____ Exercise inputs

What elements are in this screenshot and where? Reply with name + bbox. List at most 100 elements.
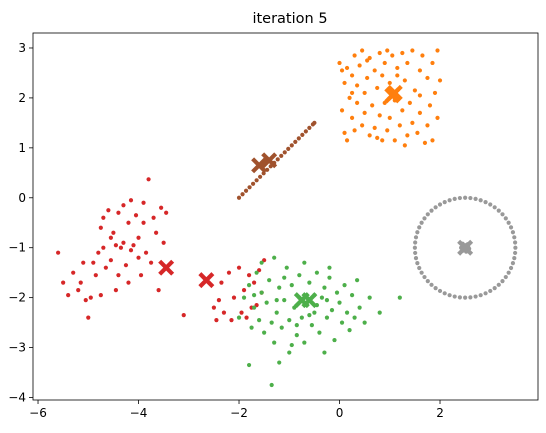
data-point-gray xyxy=(442,199,447,205)
y-tick-label: 2 xyxy=(18,91,26,105)
data-point-gray xyxy=(417,265,422,271)
y-tick-label: 1 xyxy=(18,141,26,155)
data-point-orange xyxy=(400,108,405,113)
data-point-brown xyxy=(312,120,317,125)
x-tick-label: −2 xyxy=(230,406,248,420)
centroid-marker-brown xyxy=(261,152,278,169)
data-point-orange xyxy=(425,123,430,128)
data-point-green xyxy=(334,290,340,295)
data-point-orange xyxy=(437,78,443,83)
data-point-gray xyxy=(433,205,438,210)
data-point-red xyxy=(61,280,66,285)
data-point-red xyxy=(113,288,119,293)
data-point-brown xyxy=(307,125,312,130)
data-point-red xyxy=(136,255,141,260)
data-point-green xyxy=(246,283,252,288)
data-point-red xyxy=(138,273,144,278)
data-point-red xyxy=(156,288,161,293)
centroid-marker-green xyxy=(301,292,318,309)
data-point-gray xyxy=(508,225,514,230)
data-point-orange xyxy=(405,133,410,138)
data-point-red xyxy=(121,240,126,245)
data-point-orange xyxy=(405,60,410,66)
data-point-green xyxy=(344,310,350,315)
data-point-orange xyxy=(349,115,355,120)
data-point-red xyxy=(106,208,111,213)
data-point-orange xyxy=(422,140,428,145)
data-point-red xyxy=(83,298,88,303)
x-tick-label: −6 xyxy=(29,406,47,420)
data-point-gray xyxy=(452,294,457,299)
data-point-red xyxy=(244,315,249,320)
data-point-red xyxy=(71,270,76,275)
data-point-green xyxy=(284,265,289,270)
data-point-red xyxy=(76,288,81,293)
data-point-red xyxy=(181,313,186,318)
data-point-orange xyxy=(435,48,440,53)
data-point-gray xyxy=(492,205,497,210)
data-point-gray xyxy=(496,208,501,213)
data-point-gray xyxy=(442,291,447,296)
data-point-red xyxy=(66,293,71,298)
data-point-green xyxy=(355,278,360,283)
y-tick-label: −3 xyxy=(8,341,26,355)
data-point-brown xyxy=(254,178,259,183)
data-point-red xyxy=(128,248,134,253)
data-point-green xyxy=(277,360,282,365)
data-point-brown xyxy=(247,185,252,190)
data-point-orange xyxy=(337,60,342,66)
data-point-orange xyxy=(352,128,357,133)
data-point-orange xyxy=(375,135,380,140)
data-point-red xyxy=(98,293,103,298)
data-point-green xyxy=(274,310,279,315)
data-point-green xyxy=(302,340,307,345)
data-point-green xyxy=(259,260,264,265)
data-point-green xyxy=(362,320,367,325)
data-point-gray xyxy=(413,235,419,240)
data-point-green xyxy=(282,275,287,280)
data-point-red xyxy=(239,310,244,315)
data-point-red xyxy=(221,310,227,315)
data-point-gray xyxy=(483,199,488,205)
data-point-red xyxy=(103,265,108,270)
data-point-gray xyxy=(429,208,434,213)
data-point-red xyxy=(101,215,106,220)
data-point-gray xyxy=(437,202,443,207)
data-point-orange xyxy=(360,48,365,53)
data-point-orange xyxy=(415,130,420,135)
data-point-red xyxy=(136,235,141,240)
data-point-green xyxy=(277,285,282,290)
data-point-red xyxy=(101,245,106,250)
data-point-green xyxy=(279,325,284,330)
data-point-brown xyxy=(236,195,242,200)
y-tick-label: 3 xyxy=(18,41,26,55)
data-point-green xyxy=(264,300,269,305)
data-point-orange xyxy=(425,75,430,81)
data-point-green xyxy=(257,318,262,323)
data-point-gray xyxy=(437,288,443,294)
data-point-red xyxy=(88,295,93,300)
data-point-gray xyxy=(468,295,473,300)
data-point-brown xyxy=(275,157,280,162)
data-point-gray xyxy=(452,196,457,201)
data-point-orange xyxy=(417,68,423,73)
y-tick-label: 0 xyxy=(18,191,26,205)
data-point-gray xyxy=(473,196,478,201)
data-point-orange xyxy=(344,65,350,71)
y-tick-label: −2 xyxy=(8,291,26,305)
data-point-red xyxy=(96,250,101,255)
data-point-orange xyxy=(402,78,407,83)
data-point-gray xyxy=(512,235,517,240)
x-tick-label: 0 xyxy=(336,406,344,420)
data-point-red xyxy=(141,200,146,205)
data-point-green xyxy=(317,330,322,335)
data-point-orange xyxy=(377,50,382,56)
chart-title: iteration 5 xyxy=(252,11,327,27)
data-point-green xyxy=(327,265,332,270)
data-point-orange xyxy=(362,90,367,96)
data-point-red xyxy=(118,245,124,250)
data-point-green xyxy=(297,273,302,278)
data-point-green xyxy=(267,278,272,283)
data-point-orange xyxy=(410,48,415,53)
data-point-red xyxy=(164,210,169,215)
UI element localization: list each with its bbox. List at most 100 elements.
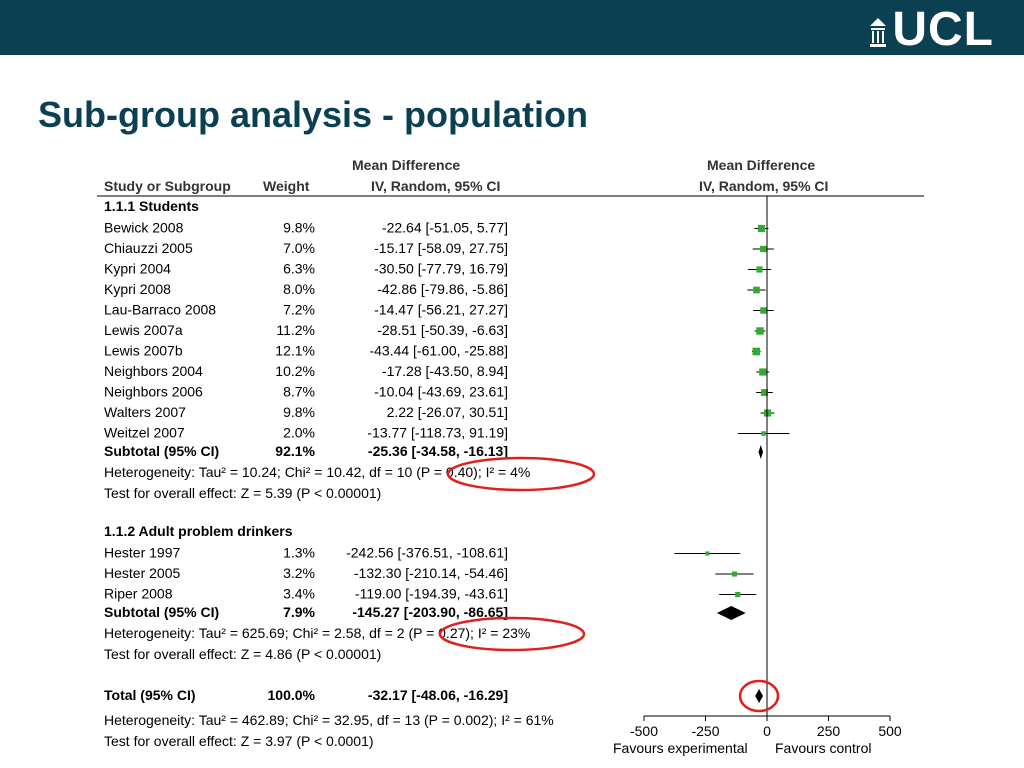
study-name: Kypri 2008 bbox=[104, 281, 171, 297]
study-weight: 8.0% bbox=[283, 281, 315, 297]
study-weight: 9.8% bbox=[283, 404, 315, 420]
heterogeneity-text: Heterogeneity: Tau² = 10.24; Chi² = 10.4… bbox=[104, 464, 530, 480]
subtotal-label: Subtotal (95% CI) bbox=[104, 604, 219, 620]
study-weight: 7.0% bbox=[283, 240, 315, 256]
highlight-ellipse bbox=[738, 679, 780, 713]
study-header: Study or Subgroup bbox=[104, 178, 231, 194]
total-ci: -32.17 [-48.06, -16.29] bbox=[368, 687, 508, 703]
study-name: Hester 1997 bbox=[104, 545, 180, 561]
forest-rows: 1.1.1 Students Bewick 2008 9.8% -22.64 [-51… bbox=[104, 198, 554, 749]
study-weight: 6.3% bbox=[283, 261, 315, 277]
study-name: Bewick 2008 bbox=[104, 220, 184, 236]
total-weight: 100.0% bbox=[268, 687, 316, 703]
study-weight: 3.4% bbox=[283, 586, 315, 602]
study-ci: -13.77 [-118.73, 91.19] bbox=[367, 425, 508, 441]
study-name: Neighbors 2006 bbox=[104, 384, 203, 400]
study-ci: -30.50 [-77.79, 16.79] bbox=[374, 261, 508, 277]
ucl-logo: UCL bbox=[870, 3, 994, 56]
highlight-ellipse bbox=[446, 456, 596, 492]
study-ci: -10.04 [-43.69, 23.61] bbox=[374, 384, 508, 400]
study-ci: -28.51 [-50.39, -6.63] bbox=[377, 322, 508, 338]
study-weight: 10.2% bbox=[275, 363, 315, 379]
study-weight: 9.8% bbox=[283, 220, 315, 236]
subtotal-diamond bbox=[716, 606, 746, 620]
study-name: Weitzel 2007 bbox=[104, 425, 185, 441]
effect-marker bbox=[756, 266, 763, 273]
x-tick-label: 0 bbox=[763, 723, 771, 739]
logo-wordmark: UCL bbox=[892, 3, 994, 56]
study-weight: 12.1% bbox=[275, 343, 315, 359]
study-name: Hester 2005 bbox=[104, 565, 180, 581]
effect-marker bbox=[753, 286, 760, 294]
subtotal-label: Subtotal (95% CI) bbox=[104, 443, 219, 459]
plot-header-line2: IV, Random, 95% CI bbox=[699, 178, 828, 194]
favours-right-label: Favours control bbox=[775, 740, 871, 756]
page-title: Sub-group analysis - population bbox=[38, 94, 589, 135]
forest-marks bbox=[674, 196, 790, 716]
study-ci: -42.86 [-79.86, -5.86] bbox=[377, 281, 508, 297]
study-weight: 1.3% bbox=[283, 545, 315, 561]
subtotal-weight: 92.1% bbox=[275, 443, 315, 459]
md-header-line1: Mean Difference bbox=[352, 157, 460, 173]
x-tick-label: 500 bbox=[878, 723, 902, 739]
effect-marker bbox=[760, 245, 767, 253]
study-ci: -22.64 [-51.05, 5.77] bbox=[382, 220, 508, 236]
effect-marker bbox=[731, 571, 737, 577]
subgroup-heading: 1.1.1 Students bbox=[104, 198, 199, 214]
effect-marker bbox=[757, 224, 765, 233]
study-ci: -132.30 [-210.14, -54.46] bbox=[354, 565, 508, 581]
study-ci: -119.00 [-194.39, -43.61] bbox=[355, 586, 508, 602]
x-tick-label: -250 bbox=[691, 723, 719, 739]
effect-marker bbox=[756, 327, 764, 335]
total-label: Total (95% CI) bbox=[104, 687, 196, 703]
study-weight: 3.2% bbox=[283, 565, 315, 581]
study-ci: -17.28 [-43.50, 8.94] bbox=[382, 363, 508, 379]
study-weight: 8.7% bbox=[283, 384, 315, 400]
effect-marker bbox=[761, 389, 768, 396]
effect-marker bbox=[760, 307, 767, 314]
overall-effect-text: Test for overall effect: Z = 5.39 (P < 0… bbox=[104, 485, 381, 501]
study-weight: 2.0% bbox=[283, 425, 315, 441]
subtotal-ci: -25.36 [-34.58, -16.13] bbox=[368, 443, 508, 459]
weight-header: Weight bbox=[263, 178, 310, 194]
study-name: Kypri 2004 bbox=[104, 261, 171, 277]
plot-header-line1: Mean Difference bbox=[707, 157, 815, 173]
subgroup-heading: 1.1.2 Adult problem drinkers bbox=[104, 523, 293, 539]
heterogeneity-text: Heterogeneity: Tau² = 625.69; Chi² = 2.5… bbox=[104, 625, 530, 641]
effect-marker bbox=[763, 409, 772, 417]
highlight-circles bbox=[438, 456, 780, 713]
effect-marker bbox=[735, 591, 741, 598]
study-name: Riper 2008 bbox=[104, 586, 173, 602]
study-name: Walters 2007 bbox=[104, 404, 186, 420]
x-tick-label: -500 bbox=[630, 723, 658, 739]
study-name: Lewis 2007a bbox=[104, 322, 183, 338]
effect-marker bbox=[752, 347, 761, 356]
md-header-line2: IV, Random, 95% CI bbox=[371, 178, 500, 194]
subtotal-diamond bbox=[758, 445, 764, 459]
study-name: Chiauzzi 2005 bbox=[104, 240, 193, 256]
study-name: Lewis 2007b bbox=[104, 343, 183, 359]
effect-marker bbox=[705, 551, 710, 556]
study-name: Lau-Barraco 2008 bbox=[104, 302, 216, 318]
study-ci: -15.17 [-58.09, 27.75] bbox=[374, 240, 508, 256]
favours-left-label: Favours experimental bbox=[613, 740, 748, 756]
x-tick-label: 250 bbox=[817, 723, 841, 739]
study-name: Neighbors 2004 bbox=[104, 363, 203, 379]
total-heterogeneity-text: Heterogeneity: Tau² = 462.89; Chi² = 32.… bbox=[104, 712, 554, 728]
subtotal-weight: 7.9% bbox=[283, 604, 315, 620]
portico-icon bbox=[870, 18, 887, 47]
study-weight: 7.2% bbox=[283, 302, 315, 318]
overall-effect-text: Test for overall effect: Z = 4.86 (P < 0… bbox=[104, 646, 381, 662]
effect-marker bbox=[761, 431, 766, 436]
highlight-ellipse bbox=[438, 616, 586, 652]
study-ci: -43.44 [-61.00, -25.88] bbox=[369, 343, 508, 359]
effect-marker bbox=[759, 368, 767, 376]
subtotal-ci: -145.27 [-203.90, -86.65] bbox=[352, 604, 508, 620]
x-axis: -500 -250 0 250 500 Favours experimental Favou… bbox=[613, 715, 902, 756]
study-ci: 2.22 [-26.07, 30.51] bbox=[387, 404, 508, 420]
study-ci: -14.47 [-56.21, 27.27] bbox=[374, 302, 508, 318]
study-ci: -242.56 [-376.51, -108.61] bbox=[346, 545, 508, 561]
total-overall-effect-text: Test for overall effect: Z = 3.97 (P < 0… bbox=[104, 733, 374, 749]
total-diamond bbox=[755, 689, 763, 703]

________

## Written instruction
Recast the records above as a JSON list of strings, with one string per line and blank lines omitted. Use only the part that opens with the line containing "study-name: Kypri 2008" and closes with the line containing "study-weight: 6.3% bbox=[283, 261, 315, 277]", both included.

## Task answer
[
  "study-name: Kypri 2008 bbox=[104, 281, 171, 297]",
  "study-weight: 8.0% bbox=[283, 281, 315, 297]",
  "study-weight: 9.8% bbox=[283, 404, 315, 420]",
  "heterogeneity-text: Heterogeneity: Tau² = 10.24; Chi² = 10.4… bbox=[104, 464, 530, 480]",
  "subtotal-label: Subtotal (95% CI) bbox=[104, 604, 219, 620]",
  "study-weight: 7.0% bbox=[283, 240, 315, 256]",
  "highlight-ellipse bbox=[738, 679, 780, 713]",
  "study-header: Study or Subgroup bbox=[104, 178, 231, 194]",
  "total-ci: -32.17 [-48.06, -16.29] bbox=[368, 687, 508, 703]",
  "study-name: Hester 1997 bbox=[104, 545, 180, 561]",
  "forest-rows: 1.1.1 Students Bewick 2008 9.8% -22.64 [-51… bbox=[104, 198, 554, 749]",
  "study-weight: 6.3% bbox=[283, 261, 315, 277]"
]